Below are the records; pull every line that includes "indicator".

Given entries:
________________________
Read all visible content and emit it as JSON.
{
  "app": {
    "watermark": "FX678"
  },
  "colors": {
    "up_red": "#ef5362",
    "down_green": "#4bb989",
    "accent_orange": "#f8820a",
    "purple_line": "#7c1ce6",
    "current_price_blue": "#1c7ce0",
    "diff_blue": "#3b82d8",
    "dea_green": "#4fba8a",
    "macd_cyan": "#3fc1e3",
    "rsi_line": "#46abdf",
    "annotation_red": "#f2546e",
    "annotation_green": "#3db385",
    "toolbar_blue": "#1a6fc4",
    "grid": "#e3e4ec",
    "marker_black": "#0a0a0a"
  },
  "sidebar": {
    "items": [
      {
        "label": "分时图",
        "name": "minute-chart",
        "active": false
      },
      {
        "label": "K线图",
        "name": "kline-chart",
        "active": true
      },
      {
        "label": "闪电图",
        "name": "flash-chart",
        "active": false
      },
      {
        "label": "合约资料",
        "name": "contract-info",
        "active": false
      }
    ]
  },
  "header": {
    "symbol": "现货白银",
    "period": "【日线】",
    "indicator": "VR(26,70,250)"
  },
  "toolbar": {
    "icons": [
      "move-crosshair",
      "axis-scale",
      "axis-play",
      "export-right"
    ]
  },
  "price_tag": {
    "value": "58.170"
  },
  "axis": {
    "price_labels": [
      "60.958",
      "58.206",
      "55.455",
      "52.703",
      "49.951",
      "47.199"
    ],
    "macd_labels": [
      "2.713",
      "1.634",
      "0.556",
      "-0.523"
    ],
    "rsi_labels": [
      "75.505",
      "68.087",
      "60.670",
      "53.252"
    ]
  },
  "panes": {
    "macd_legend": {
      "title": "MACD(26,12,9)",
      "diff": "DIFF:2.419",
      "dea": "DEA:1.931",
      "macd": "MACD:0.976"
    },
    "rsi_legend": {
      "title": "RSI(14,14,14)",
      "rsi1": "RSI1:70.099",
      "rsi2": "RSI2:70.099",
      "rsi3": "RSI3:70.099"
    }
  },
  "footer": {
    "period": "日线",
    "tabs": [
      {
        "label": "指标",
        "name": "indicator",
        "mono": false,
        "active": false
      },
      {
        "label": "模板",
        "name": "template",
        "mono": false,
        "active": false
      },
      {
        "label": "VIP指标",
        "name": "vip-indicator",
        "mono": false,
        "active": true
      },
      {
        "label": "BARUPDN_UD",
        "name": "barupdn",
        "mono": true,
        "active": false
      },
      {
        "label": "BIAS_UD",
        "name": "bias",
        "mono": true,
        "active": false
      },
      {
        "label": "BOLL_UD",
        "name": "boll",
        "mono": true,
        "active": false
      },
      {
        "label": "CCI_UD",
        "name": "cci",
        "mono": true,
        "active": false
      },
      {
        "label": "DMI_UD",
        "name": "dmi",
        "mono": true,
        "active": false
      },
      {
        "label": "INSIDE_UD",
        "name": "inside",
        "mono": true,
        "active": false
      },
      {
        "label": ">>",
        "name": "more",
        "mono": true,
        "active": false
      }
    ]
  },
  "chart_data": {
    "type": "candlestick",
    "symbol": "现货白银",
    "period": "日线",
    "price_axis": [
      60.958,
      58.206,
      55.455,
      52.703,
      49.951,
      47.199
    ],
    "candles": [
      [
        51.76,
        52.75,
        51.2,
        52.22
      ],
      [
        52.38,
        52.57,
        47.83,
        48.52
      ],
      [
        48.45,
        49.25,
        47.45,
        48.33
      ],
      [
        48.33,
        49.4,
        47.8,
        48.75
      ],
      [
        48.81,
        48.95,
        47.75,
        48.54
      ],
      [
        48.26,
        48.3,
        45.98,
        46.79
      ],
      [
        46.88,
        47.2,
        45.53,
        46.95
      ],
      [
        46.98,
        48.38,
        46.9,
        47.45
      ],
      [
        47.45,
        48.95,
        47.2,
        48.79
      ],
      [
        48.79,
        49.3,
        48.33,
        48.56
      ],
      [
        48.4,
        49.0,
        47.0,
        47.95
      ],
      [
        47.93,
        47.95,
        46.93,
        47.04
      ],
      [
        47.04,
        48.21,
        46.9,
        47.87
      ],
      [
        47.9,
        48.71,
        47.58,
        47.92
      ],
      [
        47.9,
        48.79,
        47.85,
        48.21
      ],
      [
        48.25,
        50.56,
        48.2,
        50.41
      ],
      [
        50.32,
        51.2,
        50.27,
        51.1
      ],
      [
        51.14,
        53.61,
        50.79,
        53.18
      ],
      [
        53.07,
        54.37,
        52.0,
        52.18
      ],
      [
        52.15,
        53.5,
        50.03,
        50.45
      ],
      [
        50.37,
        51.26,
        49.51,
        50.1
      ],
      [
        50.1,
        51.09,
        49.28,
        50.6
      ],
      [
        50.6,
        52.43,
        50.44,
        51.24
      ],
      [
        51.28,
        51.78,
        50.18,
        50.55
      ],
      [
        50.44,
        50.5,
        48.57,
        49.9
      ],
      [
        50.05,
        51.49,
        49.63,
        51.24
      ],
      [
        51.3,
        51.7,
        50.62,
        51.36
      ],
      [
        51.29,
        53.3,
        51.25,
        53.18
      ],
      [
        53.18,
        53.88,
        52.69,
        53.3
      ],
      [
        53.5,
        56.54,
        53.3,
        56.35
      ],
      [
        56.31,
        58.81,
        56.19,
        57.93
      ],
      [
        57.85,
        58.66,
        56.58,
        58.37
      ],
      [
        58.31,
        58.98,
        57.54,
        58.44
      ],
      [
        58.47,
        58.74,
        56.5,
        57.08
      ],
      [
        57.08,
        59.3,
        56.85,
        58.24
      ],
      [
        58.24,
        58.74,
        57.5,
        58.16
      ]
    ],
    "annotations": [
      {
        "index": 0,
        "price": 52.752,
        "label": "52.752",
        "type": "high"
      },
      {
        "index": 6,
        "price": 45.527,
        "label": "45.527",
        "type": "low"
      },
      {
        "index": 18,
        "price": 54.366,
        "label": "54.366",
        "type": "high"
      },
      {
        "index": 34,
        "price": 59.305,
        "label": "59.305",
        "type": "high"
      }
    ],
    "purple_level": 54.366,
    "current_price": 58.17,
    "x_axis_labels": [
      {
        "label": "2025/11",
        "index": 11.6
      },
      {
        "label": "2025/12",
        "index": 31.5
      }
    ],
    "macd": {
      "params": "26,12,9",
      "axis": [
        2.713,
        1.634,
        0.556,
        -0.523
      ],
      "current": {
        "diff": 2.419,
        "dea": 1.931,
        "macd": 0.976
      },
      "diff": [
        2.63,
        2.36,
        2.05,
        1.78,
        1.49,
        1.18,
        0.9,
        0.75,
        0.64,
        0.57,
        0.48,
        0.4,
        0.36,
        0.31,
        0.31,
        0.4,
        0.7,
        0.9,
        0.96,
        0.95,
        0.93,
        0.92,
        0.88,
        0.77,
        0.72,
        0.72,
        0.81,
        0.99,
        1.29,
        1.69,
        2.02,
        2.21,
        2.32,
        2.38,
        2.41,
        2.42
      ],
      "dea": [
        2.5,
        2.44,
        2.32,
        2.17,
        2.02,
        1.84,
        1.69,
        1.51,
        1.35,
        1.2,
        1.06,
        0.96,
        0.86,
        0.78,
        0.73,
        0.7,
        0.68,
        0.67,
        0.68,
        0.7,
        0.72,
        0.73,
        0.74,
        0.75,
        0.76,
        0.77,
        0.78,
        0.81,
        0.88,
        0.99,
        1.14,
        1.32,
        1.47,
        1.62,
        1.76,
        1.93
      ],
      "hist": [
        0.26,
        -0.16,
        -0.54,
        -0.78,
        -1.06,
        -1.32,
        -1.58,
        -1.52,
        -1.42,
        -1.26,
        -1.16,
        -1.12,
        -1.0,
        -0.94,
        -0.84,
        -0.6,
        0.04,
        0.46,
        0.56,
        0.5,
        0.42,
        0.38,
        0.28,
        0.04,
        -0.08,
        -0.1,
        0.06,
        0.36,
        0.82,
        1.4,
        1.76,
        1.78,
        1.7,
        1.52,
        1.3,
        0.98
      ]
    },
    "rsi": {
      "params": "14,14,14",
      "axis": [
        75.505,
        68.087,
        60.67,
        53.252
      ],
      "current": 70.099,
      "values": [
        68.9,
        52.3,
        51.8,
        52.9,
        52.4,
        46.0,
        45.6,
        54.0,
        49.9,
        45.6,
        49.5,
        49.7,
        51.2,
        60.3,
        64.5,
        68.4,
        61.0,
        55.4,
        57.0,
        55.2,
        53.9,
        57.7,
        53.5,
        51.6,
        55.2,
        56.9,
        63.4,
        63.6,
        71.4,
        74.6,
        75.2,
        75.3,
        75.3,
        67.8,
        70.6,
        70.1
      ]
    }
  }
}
________________________
Answer to the task:
    "indicator": "VR(26,70,250)"
        "name": "indicator",
        "name": "vip-indicator",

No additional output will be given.